→ **Listed entries**

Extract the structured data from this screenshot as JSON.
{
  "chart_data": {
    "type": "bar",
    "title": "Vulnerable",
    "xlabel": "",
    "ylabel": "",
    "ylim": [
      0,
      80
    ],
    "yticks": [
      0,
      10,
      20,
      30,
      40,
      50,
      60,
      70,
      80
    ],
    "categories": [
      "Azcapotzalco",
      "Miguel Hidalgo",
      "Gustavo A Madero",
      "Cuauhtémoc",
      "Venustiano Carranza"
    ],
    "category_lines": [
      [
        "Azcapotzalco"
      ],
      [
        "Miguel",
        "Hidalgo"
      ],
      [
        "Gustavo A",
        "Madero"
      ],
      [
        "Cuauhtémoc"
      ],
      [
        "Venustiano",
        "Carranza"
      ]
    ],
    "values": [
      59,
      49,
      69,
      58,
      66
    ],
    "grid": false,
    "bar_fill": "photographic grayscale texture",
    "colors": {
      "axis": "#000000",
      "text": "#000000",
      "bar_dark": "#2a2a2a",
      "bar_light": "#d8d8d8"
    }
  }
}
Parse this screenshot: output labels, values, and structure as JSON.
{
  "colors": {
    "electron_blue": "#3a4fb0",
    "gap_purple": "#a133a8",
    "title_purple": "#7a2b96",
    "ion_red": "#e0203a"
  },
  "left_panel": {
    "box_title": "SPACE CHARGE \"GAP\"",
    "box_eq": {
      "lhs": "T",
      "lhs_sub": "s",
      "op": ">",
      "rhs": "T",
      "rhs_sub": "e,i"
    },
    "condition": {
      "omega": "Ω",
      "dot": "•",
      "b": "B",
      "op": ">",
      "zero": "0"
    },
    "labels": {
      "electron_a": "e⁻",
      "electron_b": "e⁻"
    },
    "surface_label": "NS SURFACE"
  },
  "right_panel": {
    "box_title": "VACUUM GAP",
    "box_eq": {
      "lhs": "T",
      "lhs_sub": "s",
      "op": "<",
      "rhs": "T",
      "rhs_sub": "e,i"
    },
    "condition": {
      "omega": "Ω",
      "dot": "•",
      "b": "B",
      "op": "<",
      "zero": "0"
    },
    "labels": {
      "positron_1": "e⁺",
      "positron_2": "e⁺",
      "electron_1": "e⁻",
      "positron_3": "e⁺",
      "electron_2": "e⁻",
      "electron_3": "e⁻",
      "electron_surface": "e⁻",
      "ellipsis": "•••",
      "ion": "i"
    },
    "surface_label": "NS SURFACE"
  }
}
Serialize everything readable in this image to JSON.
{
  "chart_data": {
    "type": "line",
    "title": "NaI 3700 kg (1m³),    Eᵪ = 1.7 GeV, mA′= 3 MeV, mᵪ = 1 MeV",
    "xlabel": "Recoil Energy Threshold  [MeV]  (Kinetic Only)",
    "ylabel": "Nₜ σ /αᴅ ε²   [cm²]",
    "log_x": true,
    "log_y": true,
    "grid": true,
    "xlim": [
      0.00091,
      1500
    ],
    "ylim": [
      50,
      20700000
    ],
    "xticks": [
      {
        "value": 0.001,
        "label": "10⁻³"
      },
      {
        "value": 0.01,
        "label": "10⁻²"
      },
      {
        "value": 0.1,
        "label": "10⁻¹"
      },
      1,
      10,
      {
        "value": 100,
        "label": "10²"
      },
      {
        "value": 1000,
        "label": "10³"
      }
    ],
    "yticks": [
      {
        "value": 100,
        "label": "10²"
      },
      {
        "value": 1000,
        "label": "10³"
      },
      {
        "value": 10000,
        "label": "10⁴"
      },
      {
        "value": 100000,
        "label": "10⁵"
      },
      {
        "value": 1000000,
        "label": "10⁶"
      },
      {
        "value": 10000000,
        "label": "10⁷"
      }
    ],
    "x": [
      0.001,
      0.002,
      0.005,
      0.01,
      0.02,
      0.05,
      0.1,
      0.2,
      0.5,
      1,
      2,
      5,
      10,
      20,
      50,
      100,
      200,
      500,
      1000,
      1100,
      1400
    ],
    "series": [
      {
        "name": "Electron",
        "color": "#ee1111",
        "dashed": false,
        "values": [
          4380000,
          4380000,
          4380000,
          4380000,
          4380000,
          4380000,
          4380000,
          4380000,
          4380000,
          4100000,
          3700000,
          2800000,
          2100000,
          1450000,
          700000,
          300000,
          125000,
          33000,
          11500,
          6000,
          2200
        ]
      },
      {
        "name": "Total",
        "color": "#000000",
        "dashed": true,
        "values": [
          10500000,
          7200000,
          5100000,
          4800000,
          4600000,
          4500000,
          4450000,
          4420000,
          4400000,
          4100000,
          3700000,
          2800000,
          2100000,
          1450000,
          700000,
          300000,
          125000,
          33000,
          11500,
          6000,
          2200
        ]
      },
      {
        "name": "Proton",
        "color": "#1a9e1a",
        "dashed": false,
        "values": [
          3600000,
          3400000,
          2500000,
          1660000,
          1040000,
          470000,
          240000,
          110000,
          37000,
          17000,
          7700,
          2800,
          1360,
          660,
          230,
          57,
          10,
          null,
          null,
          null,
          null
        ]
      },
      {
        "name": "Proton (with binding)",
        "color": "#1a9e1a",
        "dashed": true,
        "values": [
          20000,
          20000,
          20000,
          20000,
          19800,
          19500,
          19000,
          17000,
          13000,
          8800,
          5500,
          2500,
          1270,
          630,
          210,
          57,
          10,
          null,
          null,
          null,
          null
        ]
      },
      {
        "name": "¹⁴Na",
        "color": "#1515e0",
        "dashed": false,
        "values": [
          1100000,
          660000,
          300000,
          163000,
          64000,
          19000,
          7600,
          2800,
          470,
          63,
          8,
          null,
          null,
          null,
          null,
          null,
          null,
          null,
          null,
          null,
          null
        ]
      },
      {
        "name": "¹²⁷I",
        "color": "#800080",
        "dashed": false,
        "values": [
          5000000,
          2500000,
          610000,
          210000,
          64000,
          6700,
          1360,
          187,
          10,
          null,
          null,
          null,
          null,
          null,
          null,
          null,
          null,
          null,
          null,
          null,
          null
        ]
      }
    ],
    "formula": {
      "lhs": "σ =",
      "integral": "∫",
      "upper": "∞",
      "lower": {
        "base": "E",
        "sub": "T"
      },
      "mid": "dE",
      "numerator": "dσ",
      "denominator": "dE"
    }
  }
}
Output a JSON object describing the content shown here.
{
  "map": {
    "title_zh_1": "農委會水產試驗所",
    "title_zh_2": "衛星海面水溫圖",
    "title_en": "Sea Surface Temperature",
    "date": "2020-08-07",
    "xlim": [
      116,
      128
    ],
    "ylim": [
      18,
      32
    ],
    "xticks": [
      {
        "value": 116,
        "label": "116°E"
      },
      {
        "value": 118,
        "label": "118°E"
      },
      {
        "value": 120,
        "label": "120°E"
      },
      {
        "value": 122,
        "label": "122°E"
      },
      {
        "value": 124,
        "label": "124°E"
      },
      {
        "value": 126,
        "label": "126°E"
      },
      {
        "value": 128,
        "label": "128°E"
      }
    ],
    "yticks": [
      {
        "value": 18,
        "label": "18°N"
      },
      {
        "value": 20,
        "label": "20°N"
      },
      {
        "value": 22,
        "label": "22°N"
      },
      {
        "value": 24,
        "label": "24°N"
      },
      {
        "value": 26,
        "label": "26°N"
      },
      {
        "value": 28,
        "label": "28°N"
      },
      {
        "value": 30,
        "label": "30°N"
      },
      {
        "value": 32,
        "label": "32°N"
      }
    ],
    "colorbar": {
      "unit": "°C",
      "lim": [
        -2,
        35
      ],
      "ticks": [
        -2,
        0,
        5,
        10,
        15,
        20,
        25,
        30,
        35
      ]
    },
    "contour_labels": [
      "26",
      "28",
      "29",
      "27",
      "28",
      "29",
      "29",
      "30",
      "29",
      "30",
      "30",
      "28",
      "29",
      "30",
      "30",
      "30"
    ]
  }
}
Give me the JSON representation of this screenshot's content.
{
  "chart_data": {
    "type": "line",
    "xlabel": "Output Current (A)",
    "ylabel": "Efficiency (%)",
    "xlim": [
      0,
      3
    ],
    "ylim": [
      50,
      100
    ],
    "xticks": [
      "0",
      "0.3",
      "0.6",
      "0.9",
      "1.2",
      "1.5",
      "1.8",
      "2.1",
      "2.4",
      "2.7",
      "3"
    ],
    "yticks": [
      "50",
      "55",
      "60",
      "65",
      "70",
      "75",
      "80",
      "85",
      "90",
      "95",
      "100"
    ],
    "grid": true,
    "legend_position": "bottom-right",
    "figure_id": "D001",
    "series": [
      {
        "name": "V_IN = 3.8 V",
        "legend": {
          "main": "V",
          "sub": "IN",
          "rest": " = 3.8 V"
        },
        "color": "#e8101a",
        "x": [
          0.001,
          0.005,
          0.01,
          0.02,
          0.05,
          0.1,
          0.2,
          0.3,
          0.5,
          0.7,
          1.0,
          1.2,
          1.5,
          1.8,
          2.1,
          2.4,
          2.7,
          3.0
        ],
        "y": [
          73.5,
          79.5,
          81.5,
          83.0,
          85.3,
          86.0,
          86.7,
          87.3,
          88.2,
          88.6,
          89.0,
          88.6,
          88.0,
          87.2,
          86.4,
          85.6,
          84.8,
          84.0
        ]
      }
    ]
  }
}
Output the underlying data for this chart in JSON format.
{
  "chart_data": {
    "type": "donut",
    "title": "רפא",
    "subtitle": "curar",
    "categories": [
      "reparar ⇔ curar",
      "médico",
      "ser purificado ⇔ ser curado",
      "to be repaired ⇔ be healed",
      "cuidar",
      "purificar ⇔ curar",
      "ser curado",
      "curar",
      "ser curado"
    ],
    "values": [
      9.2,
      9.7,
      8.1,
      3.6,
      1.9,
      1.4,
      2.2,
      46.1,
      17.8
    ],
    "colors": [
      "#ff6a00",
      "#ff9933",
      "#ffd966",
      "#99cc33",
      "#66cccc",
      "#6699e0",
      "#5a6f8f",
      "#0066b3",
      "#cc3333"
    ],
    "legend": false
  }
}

→ **Written task**
Pick out all lines from the data above in which the word "Proton" appears.

→ **Answer for this exercise**
        "name": "Proton",
        "name": "Proton (with binding)",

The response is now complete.